[REQUIREMENT] All of the data below should be written out exactly.

··· EXCERPTED RECORDS ···

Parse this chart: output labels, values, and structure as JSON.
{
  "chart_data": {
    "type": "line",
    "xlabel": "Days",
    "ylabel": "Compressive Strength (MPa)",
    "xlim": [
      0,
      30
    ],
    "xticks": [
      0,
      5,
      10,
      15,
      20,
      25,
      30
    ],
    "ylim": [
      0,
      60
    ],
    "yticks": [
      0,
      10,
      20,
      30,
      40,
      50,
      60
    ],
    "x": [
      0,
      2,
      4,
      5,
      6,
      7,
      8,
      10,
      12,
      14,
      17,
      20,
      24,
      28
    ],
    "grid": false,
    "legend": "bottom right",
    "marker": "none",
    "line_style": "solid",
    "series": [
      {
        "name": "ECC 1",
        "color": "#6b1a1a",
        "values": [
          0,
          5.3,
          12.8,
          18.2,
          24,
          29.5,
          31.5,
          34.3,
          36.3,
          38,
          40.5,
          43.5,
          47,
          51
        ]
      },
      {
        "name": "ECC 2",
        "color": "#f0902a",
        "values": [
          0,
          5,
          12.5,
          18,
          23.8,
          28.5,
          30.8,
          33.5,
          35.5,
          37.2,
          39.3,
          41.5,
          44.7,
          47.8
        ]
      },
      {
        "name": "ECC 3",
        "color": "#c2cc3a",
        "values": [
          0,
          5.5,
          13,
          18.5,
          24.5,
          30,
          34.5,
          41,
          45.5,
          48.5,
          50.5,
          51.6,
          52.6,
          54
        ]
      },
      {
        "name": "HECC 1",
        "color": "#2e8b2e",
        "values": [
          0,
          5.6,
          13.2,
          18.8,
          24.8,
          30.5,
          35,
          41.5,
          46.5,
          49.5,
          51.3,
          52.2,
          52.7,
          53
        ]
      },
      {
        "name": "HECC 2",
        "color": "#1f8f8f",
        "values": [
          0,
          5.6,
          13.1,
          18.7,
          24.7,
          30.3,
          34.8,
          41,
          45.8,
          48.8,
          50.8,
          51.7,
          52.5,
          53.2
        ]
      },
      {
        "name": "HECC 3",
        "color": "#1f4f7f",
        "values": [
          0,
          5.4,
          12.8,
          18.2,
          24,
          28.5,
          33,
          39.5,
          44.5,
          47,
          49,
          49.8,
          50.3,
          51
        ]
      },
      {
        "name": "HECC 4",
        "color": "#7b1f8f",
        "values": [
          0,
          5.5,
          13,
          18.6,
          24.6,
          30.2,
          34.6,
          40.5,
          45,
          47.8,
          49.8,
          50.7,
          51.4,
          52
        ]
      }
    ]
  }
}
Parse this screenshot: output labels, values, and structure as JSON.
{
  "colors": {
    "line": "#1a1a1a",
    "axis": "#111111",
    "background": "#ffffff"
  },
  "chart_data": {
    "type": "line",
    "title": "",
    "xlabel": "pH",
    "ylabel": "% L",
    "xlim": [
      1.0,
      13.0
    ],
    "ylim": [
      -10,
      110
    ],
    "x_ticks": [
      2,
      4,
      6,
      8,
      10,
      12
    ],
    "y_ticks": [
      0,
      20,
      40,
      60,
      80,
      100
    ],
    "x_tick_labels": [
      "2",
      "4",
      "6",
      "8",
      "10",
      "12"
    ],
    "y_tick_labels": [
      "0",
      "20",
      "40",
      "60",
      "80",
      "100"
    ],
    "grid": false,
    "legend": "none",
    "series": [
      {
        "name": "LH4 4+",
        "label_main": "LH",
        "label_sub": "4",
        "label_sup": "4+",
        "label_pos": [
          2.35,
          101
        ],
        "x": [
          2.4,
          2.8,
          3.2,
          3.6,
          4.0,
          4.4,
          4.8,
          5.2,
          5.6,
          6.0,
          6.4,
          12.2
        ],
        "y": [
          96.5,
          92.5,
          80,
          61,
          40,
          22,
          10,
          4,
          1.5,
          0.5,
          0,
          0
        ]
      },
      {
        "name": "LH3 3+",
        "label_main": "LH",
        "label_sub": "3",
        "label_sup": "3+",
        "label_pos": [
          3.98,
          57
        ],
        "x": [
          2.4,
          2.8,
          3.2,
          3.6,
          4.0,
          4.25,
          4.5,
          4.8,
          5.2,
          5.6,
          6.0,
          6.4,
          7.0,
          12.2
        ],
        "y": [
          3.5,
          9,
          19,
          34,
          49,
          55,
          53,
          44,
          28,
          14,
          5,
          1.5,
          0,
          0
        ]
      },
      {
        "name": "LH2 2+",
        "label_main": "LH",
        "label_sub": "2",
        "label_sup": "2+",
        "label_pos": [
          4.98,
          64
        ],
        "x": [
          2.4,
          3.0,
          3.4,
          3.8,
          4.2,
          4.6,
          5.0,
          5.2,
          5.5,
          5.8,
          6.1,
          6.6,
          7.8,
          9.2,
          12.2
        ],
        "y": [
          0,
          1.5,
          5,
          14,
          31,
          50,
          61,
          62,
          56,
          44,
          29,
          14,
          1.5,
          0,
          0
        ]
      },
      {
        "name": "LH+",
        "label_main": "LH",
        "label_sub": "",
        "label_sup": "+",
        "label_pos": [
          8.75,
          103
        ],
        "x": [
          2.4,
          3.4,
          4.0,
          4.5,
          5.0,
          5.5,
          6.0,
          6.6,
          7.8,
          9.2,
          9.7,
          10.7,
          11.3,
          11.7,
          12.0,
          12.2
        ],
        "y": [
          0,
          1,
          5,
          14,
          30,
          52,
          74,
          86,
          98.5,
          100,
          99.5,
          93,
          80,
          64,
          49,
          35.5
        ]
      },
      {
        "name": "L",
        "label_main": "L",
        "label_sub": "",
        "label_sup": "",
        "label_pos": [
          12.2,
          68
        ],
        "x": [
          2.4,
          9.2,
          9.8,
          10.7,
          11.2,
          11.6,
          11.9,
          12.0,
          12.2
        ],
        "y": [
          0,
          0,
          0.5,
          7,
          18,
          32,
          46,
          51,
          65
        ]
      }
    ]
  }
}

···

[OUTPUT FOR THIS TASK]
Parse this chart: output labels, values, and structure as JSON.
{
  "chart_data": {
    "type": "line",
    "xlabel": "Days",
    "ylabel": "Compressive Strength (MPa)",
    "xlim": [
      0,
      30
    ],
    "xticks": [
      0,
      5,
      10,
      15,
      20,
      25,
      30
    ],
    "ylim": [
      0,
      60
    ],
    "yticks": [
      0,
      10,
      20,
      30,
      40,
      50,
      60
    ],
    "x": [
      0,
      2,
      4,
      5,
      6,
      7,
      8,
      10,
      12,
      14,
      17,
      20,
      24,
      28
    ],
    "grid": false,
    "legend": "bottom right",
    "marker": "none",
    "line_style": "solid",
    "series": [
      {
        "name": "ECC 1",
        "color": "#6b1a1a",
        "values": [
          0,
          5.3,
          12.8,
          18.2,
          24,
          29.5,
          31.5,
          34.3,
          36.3,
          38,
          40.5,
          43.5,
          47,
          51
        ]
      },
      {
        "name": "ECC 2",
        "color": "#f0902a",
        "values": [
          0,
          5,
          12.5,
          18,
          23.8,
          28.5,
          30.8,
          33.5,
          35.5,
          37.2,
          39.3,
          41.5,
          44.7,
          47.8
        ]
      },
      {
        "name": "ECC 3",
        "color": "#c2cc3a",
        "values": [
          0,
          5.5,
          13,
          18.5,
          24.5,
          30,
          34.5,
          41,
          45.5,
          48.5,
          50.5,
          51.6,
          52.6,
          54
        ]
      },
      {
        "name": "HECC 1",
        "color": "#2e8b2e",
        "values": [
          0,
          5.6,
          13.2,
          18.8,
          24.8,
          30.5,
          35,
          41.5,
          46.5,
          49.5,
          51.3,
          52.2,
          52.7,
          53
        ]
      },
      {
        "name": "HECC 2",
        "color": "#1f8f8f",
        "values": [
          0,
          5.6,
          13.1,
          18.7,
          24.7,
          30.3,
          34.8,
          41,
          45.8,
          48.8,
          50.8,
          51.7,
          52.5,
          53.2
        ]
      },
      {
        "name": "HECC 3",
        "color": "#1f4f7f",
        "values": [
          0,
          5.4,
          12.8,
          18.2,
          24,
          28.5,
          33,
          39.5,
          44.5,
          47,
          49,
          49.8,
          50.3,
          51
        ]
      },
      {
        "name": "HECC 4",
        "color": "#7b1f8f",
        "values": [
          0,
          5.5,
          13,
          18.6,
          24.6,
          30.2,
          34.6,
          40.5,
          45,
          47.8,
          49.8,
          50.7,
          51.4,
          52
        ]
      }
    ]
  }
}
Parse this screenshot: output labels, values, and structure as JSON.
{
  "colors": {
    "line": "#1a1a1a",
    "axis": "#111111",
    "background": "#ffffff"
  },
  "chart_data": {
    "type": "line",
    "title": "",
    "xlabel": "pH",
    "ylabel": "% L",
    "xlim": [
      1.0,
      13.0
    ],
    "ylim": [
      -10,
      110
    ],
    "x_ticks": [
      2,
      4,
      6,
      8,
      10,
      12
    ],
    "y_ticks": [
      0,
      20,
      40,
      60,
      80,
      100
    ],
    "x_tick_labels": [
      "2",
      "4",
      "6",
      "8",
      "10",
      "12"
    ],
    "y_tick_labels": [
      "0",
      "20",
      "40",
      "60",
      "80",
      "100"
    ],
    "grid": false,
    "legend": "none",
    "series": [
      {
        "name": "LH4 4+",
        "label_main": "LH",
        "label_sub": "4",
        "label_sup": "4+",
        "label_pos": [
          2.35,
          101
        ],
        "x": [
          2.4,
          2.8,
          3.2,
          3.6,
          4.0,
          4.4,
          4.8,
          5.2,
          5.6,
          6.0,
          6.4,
          12.2
        ],
        "y": [
          96.5,
          92.5,
          80,
          61,
          40,
          22,
          10,
          4,
          1.5,
          0.5,
          0,
          0
        ]
      },
      {
        "name": "LH3 3+",
        "label_main": "LH",
        "label_sub": "3",
        "label_sup": "3+",
        "label_pos": [
          3.98,
          57
        ],
        "x": [
          2.4,
          2.8,
          3.2,
          3.6,
          4.0,
          4.25,
          4.5,
          4.8,
          5.2,
          5.6,
          6.0,
          6.4,
          7.0,
          12.2
        ],
        "y": [
          3.5,
          9,
          19,
          34,
          49,
          55,
          53,
          44,
          28,
          14,
          5,
          1.5,
          0,
          0
        ]
      },
      {
        "name": "LH2 2+",
        "label_main": "LH",
        "label_sub": "2",
        "label_sup": "2+",
        "label_pos": [
          4.98,
          64
        ],
        "x": [
          2.4,
          3.0,
          3.4,
          3.8,
          4.2,
          4.6,
          5.0,
          5.2,
          5.5,
          5.8,
          6.1,
          6.6,
          7.8,
          9.2,
          12.2
        ],
        "y": [
          0,
          1.5,
          5,
          14,
          31,
          50,
          61,
          62,
          56,
          44,
          29,
          14,
          1.5,
          0,
          0
        ]
      },
      {
        "name": "LH+",
        "label_main": "LH",
        "label_sub": "",
        "label_sup": "+",
        "label_pos": [
          8.75,
          103
        ],
        "x": [
          2.4,
          3.4,
          4.0,
          4.5,
          5.0,
          5.5,
          6.0,
          6.6,
          7.8,
          9.2,
          9.7,
          10.7,
          11.3,
          11.7,
          12.0,
          12.2
        ],
        "y": [
          0,
          1,
          5,
          14,
          30,
          52,
          74,
          86,
          98.5,
          100,
          99.5,
          93,
          80,
          64,
          49,
          35.5
        ]
      },
      {
        "name": "L",
        "label_main": "L",
        "label_sub": "",
        "label_sup": "",
        "label_pos": [
          12.2,
          68
        ],
        "x": [
          2.4,
          9.2,
          9.8,
          10.7,
          11.2,
          11.6,
          11.9,
          12.0,
          12.2
        ],
        "y": [
          0,
          0,
          0.5,
          7,
          18,
          32,
          46,
          51,
          65
        ]
      }
    ]
  }
}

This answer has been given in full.